### Exercise details
Transcribe all the records with complete accuracy.

### Task material

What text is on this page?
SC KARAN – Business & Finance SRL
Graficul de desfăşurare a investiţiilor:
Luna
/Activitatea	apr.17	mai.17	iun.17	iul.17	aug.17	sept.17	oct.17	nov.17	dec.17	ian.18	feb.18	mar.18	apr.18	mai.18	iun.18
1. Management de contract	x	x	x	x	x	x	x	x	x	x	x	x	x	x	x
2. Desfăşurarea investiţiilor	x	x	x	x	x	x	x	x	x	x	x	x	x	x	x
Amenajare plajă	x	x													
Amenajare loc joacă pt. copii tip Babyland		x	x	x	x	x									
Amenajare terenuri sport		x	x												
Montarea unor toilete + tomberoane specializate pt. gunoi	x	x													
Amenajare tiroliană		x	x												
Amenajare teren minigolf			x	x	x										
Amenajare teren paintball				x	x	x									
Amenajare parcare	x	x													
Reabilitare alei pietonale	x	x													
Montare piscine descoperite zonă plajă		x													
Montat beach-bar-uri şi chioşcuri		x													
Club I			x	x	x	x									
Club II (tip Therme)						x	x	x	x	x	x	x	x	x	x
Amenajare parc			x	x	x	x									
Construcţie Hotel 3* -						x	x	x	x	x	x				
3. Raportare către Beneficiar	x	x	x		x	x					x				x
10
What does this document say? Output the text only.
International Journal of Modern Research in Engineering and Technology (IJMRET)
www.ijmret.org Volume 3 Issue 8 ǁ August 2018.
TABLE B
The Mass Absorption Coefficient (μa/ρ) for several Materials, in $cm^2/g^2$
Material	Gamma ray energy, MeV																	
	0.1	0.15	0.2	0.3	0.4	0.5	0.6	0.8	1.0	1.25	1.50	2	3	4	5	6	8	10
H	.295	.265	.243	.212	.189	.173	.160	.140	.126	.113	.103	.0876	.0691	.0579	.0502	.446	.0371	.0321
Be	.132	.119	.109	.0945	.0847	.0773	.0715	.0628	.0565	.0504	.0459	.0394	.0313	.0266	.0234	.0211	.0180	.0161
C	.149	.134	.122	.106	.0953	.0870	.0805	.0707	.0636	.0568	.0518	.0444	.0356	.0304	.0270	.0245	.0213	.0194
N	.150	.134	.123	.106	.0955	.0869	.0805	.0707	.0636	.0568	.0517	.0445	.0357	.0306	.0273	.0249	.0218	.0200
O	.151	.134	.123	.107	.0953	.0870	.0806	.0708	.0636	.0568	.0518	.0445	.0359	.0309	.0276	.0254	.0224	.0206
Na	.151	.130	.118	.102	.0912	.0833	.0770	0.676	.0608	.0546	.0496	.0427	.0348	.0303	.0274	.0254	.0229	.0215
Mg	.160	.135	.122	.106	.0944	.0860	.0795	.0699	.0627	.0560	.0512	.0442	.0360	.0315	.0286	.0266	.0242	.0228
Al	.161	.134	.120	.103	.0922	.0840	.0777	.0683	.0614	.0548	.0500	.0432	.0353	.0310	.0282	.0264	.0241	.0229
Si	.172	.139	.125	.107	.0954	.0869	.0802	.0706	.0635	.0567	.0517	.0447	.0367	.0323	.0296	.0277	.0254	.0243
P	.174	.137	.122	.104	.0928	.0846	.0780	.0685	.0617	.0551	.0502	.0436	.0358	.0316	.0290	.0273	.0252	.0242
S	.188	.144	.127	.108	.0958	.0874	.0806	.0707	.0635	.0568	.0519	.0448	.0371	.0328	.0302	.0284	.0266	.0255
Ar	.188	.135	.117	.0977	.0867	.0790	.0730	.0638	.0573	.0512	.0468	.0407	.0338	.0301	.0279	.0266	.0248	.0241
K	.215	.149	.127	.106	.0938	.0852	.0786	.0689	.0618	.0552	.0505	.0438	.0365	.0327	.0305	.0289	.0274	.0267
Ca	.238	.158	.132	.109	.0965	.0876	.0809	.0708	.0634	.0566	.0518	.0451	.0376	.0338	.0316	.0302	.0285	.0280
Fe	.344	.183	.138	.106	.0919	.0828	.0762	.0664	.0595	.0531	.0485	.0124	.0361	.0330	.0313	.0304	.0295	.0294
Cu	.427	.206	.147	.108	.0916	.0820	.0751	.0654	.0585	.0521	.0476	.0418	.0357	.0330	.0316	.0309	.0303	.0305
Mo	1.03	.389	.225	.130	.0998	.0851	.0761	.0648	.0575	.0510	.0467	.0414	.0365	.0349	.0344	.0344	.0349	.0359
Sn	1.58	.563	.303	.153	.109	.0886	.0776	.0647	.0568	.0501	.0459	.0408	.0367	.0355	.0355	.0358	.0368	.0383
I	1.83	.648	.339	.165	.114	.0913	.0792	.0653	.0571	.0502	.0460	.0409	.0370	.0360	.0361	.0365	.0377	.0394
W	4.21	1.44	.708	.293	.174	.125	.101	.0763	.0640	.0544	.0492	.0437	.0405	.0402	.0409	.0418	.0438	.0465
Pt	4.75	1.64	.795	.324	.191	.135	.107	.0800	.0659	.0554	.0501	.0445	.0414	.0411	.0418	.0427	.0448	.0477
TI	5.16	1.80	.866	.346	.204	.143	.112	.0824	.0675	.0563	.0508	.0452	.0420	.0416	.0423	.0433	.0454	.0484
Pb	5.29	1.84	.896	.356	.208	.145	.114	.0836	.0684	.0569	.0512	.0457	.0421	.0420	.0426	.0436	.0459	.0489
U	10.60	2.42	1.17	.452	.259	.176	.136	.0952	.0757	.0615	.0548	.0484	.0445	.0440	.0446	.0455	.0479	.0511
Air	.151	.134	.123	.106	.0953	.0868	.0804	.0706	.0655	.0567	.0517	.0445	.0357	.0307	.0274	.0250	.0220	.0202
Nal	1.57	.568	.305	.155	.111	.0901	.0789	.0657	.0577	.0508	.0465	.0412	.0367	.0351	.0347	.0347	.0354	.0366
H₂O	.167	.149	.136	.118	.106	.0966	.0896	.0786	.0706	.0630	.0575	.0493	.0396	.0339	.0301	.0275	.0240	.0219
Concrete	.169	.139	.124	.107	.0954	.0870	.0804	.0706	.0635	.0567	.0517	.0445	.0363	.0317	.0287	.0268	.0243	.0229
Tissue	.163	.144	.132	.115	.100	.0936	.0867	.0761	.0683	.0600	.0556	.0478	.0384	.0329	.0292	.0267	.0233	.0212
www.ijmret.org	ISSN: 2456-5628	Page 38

### The output
What text is on this page?
SC KARAN – Business & Finance SRL
Graficul de desfăşurare a investiţiilor:
Luna
/Activitatea	apr.17	mai.17	iun.17	iul.17	aug.17	sept.17	oct.17	nov.17	dec.17	ian.18	feb.18	mar.18	apr.18	mai.18	iun.18
1. Management de contract	x	x	x	x	x	x	x	x	x	x	x	x	x	x	x
2. Desfăşurarea investiţiilor	x	x	x	x	x	x	x	x	x	x	x	x	x	x	x
Amenajare plajă	x	x													
Amenajare loc joacă pt. copii tip Babyland		x	x	x	x	x									
Amenajare terenuri sport		x	x												
Montarea unor toilete + tomberoane specializate pt. gunoi	x	x													
Amenajare tiroliană		x	x												
Amenajare teren minigolf			x	x	x										
Amenajare teren paintball				x	x	x									
Amenajare parcare	x	x													
Reabilitare alei pietonale	x	x													
Montare piscine descoperite zonă plajă		x													
Montat beach-bar-uri şi chioşcuri		x													
Club I			x	x	x	x									
Club II (tip Therme)						x	x	x	x	x	x	x	x	x	x
Amenajare parc			x	x	x	x									
Construcţie Hotel 3* -						x	x	x	x	x	x				
3. Raportare către Beneficiar	x	x	x		x	x					x				x
10
What does this document say? Output the text only.
International Journal of Modern Research in Engineering and Technology (IJMRET)
www.ijmret.org Volume 3 Issue 8 ǁ August 2018.
TABLE B
The Mass Absorption Coefficient (μa/ρ) for several Materials, in $cm^2/g^2$
Material	Gamma ray energy, MeV																	
	0.1	0.15	0.2	0.3	0.4	0.5	0.6	0.8	1.0	1.25	1.50	2	3	4	5	6	8	10
H	.295	.265	.243	.212	.189	.173	.160	.140	.126	.113	.103	.0876	.0691	.0579	.0502	.446	.0371	.0321
Be	.132	.119	.109	.0945	.0847	.0773	.0715	.0628	.0565	.0504	.0459	.0394	.0313	.0266	.0234	.0211	.0180	.0161
C	.149	.134	.122	.106	.0953	.0870	.0805	.0707	.0636	.0568	.0518	.0444	.0356	.0304	.0270	.0245	.0213	.0194
N	.150	.134	.123	.106	.0955	.0869	.0805	.0707	.0636	.0568	.0517	.0445	.0357	.0306	.0273	.0249	.0218	.0200
O	.151	.134	.123	.107	.0953	.0870	.0806	.0708	.0636	.0568	.0518	.0445	.0359	.0309	.0276	.0254	.0224	.0206
Na	.151	.130	.118	.102	.0912	.0833	.0770	0.676	.0608	.0546	.0496	.0427	.0348	.0303	.0274	.0254	.0229	.0215
Mg	.160	.135	.122	.106	.0944	.0860	.0795	.0699	.0627	.0560	.0512	.0442	.0360	.0315	.0286	.0266	.0242	.0228
Al	.161	.134	.120	.103	.0922	.0840	.0777	.0683	.0614	.0548	.0500	.0432	.0353	.0310	.0282	.0264	.0241	.0229
Si	.172	.139	.125	.107	.0954	.0869	.0802	.0706	.0635	.0567	.0517	.0447	.0367	.0323	.0296	.0277	.0254	.0243
P	.174	.137	.122	.104	.0928	.0846	.0780	.0685	.0617	.0551	.0502	.0436	.0358	.0316	.0290	.0273	.0252	.0242
S	.188	.144	.127	.108	.0958	.0874	.0806	.0707	.0635	.0568	.0519	.0448	.0371	.0328	.0302	.0284	.0266	.0255
Ar	.188	.135	.117	.0977	.0867	.0790	.0730	.0638	.0573	.0512	.0468	.0407	.0338	.0301	.0279	.0266	.0248	.0241
K	.215	.149	.127	.106	.0938	.0852	.0786	.0689	.0618	.0552	.0505	.0438	.0365	.0327	.0305	.0289	.0274	.0267
Ca	.238	.158	.132	.109	.0965	.0876	.0809	.0708	.0634	.0566	.0518	.0451	.0376	.0338	.0316	.0302	.0285	.0280
Fe	.344	.183	.138	.106	.0919	.0828	.0762	.0664	.0595	.0531	.0485	.0124	.0361	.0330	.0313	.0304	.0295	.0294
Cu	.427	.206	.147	.108	.0916	.0820	.0751	.0654	.0585	.0521	.0476	.0418	.0357	.0330	.0316	.0309	.0303	.0305
Mo	1.03	.389	.225	.130	.0998	.0851	.0761	.0648	.0575	.0510	.0467	.0414	.0365	.0349	.0344	.0344	.0349	.0359
Sn	1.58	.563	.303	.153	.109	.0886	.0776	.0647	.0568	.0501	.0459	.0408	.0367	.0355	.0355	.0358	.0368	.0383
I	1.83	.648	.339	.165	.114	.0913	.0792	.0653	.0571	.0502	.0460	.0409	.0370	.0360	.0361	.0365	.0377	.0394
W	4.21	1.44	.708	.293	.174	.125	.101	.0763	.0640	.0544	.0492	.0437	.0405	.0402	.0409	.0418	.0438	.0465
Pt	4.75	1.64	.795	.324	.191	.135	.107	.0800	.0659	.0554	.0501	.0445	.0414	.0411	.0418	.0427	.0448	.0477
TI	5.16	1.80	.866	.346	.204	.143	.112	.0824	.0675	.0563	.0508	.0452	.0420	.0416	.0423	.0433	.0454	.0484
Pb	5.29	1.84	.896	.356	.208	.145	.114	.0836	.0684	.0569	.0512	.0457	.0421	.0420	.0426	.0436	.0459	.0489
U	10.60	2.42	1.17	.452	.259	.176	.136	.0952	.0757	.0615	.0548	.0484	.0445	.0440	.0446	.0455	.0479	.0511
Air	.151	.134	.123	.106	.0953	.0868	.0804	.0706	.0655	.0567	.0517	.0445	.0357	.0307	.0274	.0250	.0220	.0202
Nal	1.57	.568	.305	.155	.111	.0901	.0789	.0657	.0577	.0508	.0465	.0412	.0367	.0351	.0347	.0347	.0354	.0366
H₂O	.167	.149	.136	.118	.106	.0966	.0896	.0786	.0706	.0630	.0575	.0493	.0396	.0339	.0301	.0275	.0240	.0219
Concrete	.169	.139	.124	.107	.0954	.0870	.0804	.0706	.0635	.0567	.0517	.0445	.0363	.0317	.0287	.0268	.0243	.0229
Tissue	.163	.144	.132	.115	.100	.0936	.0867	.0761	.0683	.0600	.0556	.0478	.0384	.0329	.0292	.0267	.0233	.0212
www.ijmret.org	ISSN: 2456-5628	Page 38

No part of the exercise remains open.